WRITTEN PROBLEM: Write out each line beneath this one exactly as it reads.

DATA PROVIDED:

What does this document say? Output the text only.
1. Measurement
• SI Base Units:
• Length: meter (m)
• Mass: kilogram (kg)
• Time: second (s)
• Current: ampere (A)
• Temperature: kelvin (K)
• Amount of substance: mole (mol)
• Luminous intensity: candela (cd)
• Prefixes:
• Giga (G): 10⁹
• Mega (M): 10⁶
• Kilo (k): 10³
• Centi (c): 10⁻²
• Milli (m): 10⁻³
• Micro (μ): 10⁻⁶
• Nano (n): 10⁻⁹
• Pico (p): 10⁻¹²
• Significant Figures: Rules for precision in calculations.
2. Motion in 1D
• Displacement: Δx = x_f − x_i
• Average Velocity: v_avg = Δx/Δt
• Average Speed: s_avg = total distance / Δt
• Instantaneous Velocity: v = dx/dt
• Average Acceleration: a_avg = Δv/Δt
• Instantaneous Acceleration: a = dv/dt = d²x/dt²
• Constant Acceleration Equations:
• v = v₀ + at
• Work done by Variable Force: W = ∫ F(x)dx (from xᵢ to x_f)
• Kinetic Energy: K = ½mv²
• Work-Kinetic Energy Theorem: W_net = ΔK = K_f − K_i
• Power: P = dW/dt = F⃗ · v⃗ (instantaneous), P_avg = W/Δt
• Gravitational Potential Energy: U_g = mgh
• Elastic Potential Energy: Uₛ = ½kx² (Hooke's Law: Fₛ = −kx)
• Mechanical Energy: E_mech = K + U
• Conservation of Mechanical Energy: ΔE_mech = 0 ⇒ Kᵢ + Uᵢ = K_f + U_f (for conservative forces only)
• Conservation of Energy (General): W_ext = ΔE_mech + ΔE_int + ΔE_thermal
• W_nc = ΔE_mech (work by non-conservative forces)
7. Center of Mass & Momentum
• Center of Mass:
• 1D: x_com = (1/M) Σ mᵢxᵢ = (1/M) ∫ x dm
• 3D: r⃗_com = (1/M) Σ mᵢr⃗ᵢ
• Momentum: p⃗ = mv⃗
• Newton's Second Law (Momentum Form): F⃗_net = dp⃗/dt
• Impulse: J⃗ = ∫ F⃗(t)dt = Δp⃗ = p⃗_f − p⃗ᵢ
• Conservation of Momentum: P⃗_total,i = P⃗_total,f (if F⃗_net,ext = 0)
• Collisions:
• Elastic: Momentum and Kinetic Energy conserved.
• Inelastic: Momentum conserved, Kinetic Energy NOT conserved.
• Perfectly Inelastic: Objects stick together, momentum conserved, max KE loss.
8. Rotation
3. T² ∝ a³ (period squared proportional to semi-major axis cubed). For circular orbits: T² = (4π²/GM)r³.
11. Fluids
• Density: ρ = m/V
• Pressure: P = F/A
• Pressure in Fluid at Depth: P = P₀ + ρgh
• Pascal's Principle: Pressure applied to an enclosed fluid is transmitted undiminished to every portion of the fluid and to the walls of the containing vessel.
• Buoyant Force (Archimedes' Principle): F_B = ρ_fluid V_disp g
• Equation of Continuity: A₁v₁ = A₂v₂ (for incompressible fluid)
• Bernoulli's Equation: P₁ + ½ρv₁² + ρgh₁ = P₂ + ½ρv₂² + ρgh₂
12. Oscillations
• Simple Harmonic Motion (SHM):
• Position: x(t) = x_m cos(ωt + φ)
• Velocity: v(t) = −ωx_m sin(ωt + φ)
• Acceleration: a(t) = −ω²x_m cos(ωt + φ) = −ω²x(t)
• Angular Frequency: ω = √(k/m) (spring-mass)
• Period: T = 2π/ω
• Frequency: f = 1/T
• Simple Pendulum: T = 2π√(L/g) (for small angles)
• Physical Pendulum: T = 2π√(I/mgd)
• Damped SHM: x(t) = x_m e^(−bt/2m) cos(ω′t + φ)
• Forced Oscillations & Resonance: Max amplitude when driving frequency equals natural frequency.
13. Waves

RESPONSE TO THIS TASK:
What does this document say? Output the text only.
1. Measurement
• SI Base Units:
• Length: meter (m)
• Mass: kilogram (kg)
• Time: second (s)
• Current: ampere (A)
• Temperature: kelvin (K)
• Amount of substance: mole (mol)
• Luminous intensity: candela (cd)
• Prefixes:
• Giga (G): 10⁹
• Mega (M): 10⁶
• Kilo (k): 10³
• Centi (c): 10⁻²
• Milli (m): 10⁻³
• Micro (μ): 10⁻⁶
• Nano (n): 10⁻⁹
• Pico (p): 10⁻¹²
• Significant Figures: Rules for precision in calculations.
2. Motion in 1D
• Displacement: Δx = x_f − x_i
• Average Velocity: v_avg = Δx/Δt
• Average Speed: s_avg = total distance / Δt
• Instantaneous Velocity: v = dx/dt
• Average Acceleration: a_avg = Δv/Δt
• Instantaneous Acceleration: a = dv/dt = d²x/dt²
• Constant Acceleration Equations:
• v = v₀ + at
• Work done by Variable Force: W = ∫ F(x)dx (from xᵢ to x_f)
• Kinetic Energy: K = ½mv²
• Work-Kinetic Energy Theorem: W_net = ΔK = K_f − K_i
• Power: P = dW/dt = F⃗ · v⃗ (instantaneous), P_avg = W/Δt
• Gravitational Potential Energy: U_g = mgh
• Elastic Potential Energy: Uₛ = ½kx² (Hooke's Law: Fₛ = −kx)
• Mechanical Energy: E_mech = K + U
• Conservation of Mechanical Energy: ΔE_mech = 0 ⇒ Kᵢ + Uᵢ = K_f + U_f (for conservative forces only)
• Conservation of Energy (General): W_ext = ΔE_mech + ΔE_int + ΔE_thermal
• W_nc = ΔE_mech (work by non-conservative forces)
7. Center of Mass & Momentum
• Center of Mass:
• 1D: x_com = (1/M) Σ mᵢxᵢ = (1/M) ∫ x dm
• 3D: r⃗_com = (1/M) Σ mᵢr⃗ᵢ
• Momentum: p⃗ = mv⃗
• Newton's Second Law (Momentum Form): F⃗_net = dp⃗/dt
• Impulse: J⃗ = ∫ F⃗(t)dt = Δp⃗ = p⃗_f − p⃗ᵢ
• Conservation of Momentum: P⃗_total,i = P⃗_total,f (if F⃗_net,ext = 0)
• Collisions:
• Elastic: Momentum and Kinetic Energy conserved.
• Inelastic: Momentum conserved, Kinetic Energy NOT conserved.
• Perfectly Inelastic: Objects stick together, momentum conserved, max KE loss.
8. Rotation
3. T² ∝ a³ (period squared proportional to semi-major axis cubed). For circular orbits: T² = (4π²/GM)r³.
11. Fluids
• Density: ρ = m/V
• Pressure: P = F/A
• Pressure in Fluid at Depth: P = P₀ + ρgh
• Pascal's Principle: Pressure applied to an enclosed fluid is transmitted undiminished to every portion of the fluid and to the walls of the containing vessel.
• Buoyant Force (Archimedes' Principle): F_B = ρ_fluid V_disp g
• Equation of Continuity: A₁v₁ = A₂v₂ (for incompressible fluid)
• Bernoulli's Equation: P₁ + ½ρv₁² + ρgh₁ = P₂ + ½ρv₂² + ρgh₂
12. Oscillations
• Simple Harmonic Motion (SHM):
• Position: x(t) = x_m cos(ωt + φ)
• Velocity: v(t) = −ωx_m sin(ωt + φ)
• Acceleration: a(t) = −ω²x_m cos(ωt + φ) = −ω²x(t)
• Angular Frequency: ω = √(k/m) (spring-mass)
• Period: T = 2π/ω
• Frequency: f = 1/T
• Simple Pendulum: T = 2π√(L/g) (for small angles)
• Physical Pendulum: T = 2π√(I/mgd)
• Damped SHM: x(t) = x_m e^(−bt/2m) cos(ω′t + φ)
• Forced Oscillations & Resonance: Max amplitude when driving frequency equals natural frequency.
13. Waves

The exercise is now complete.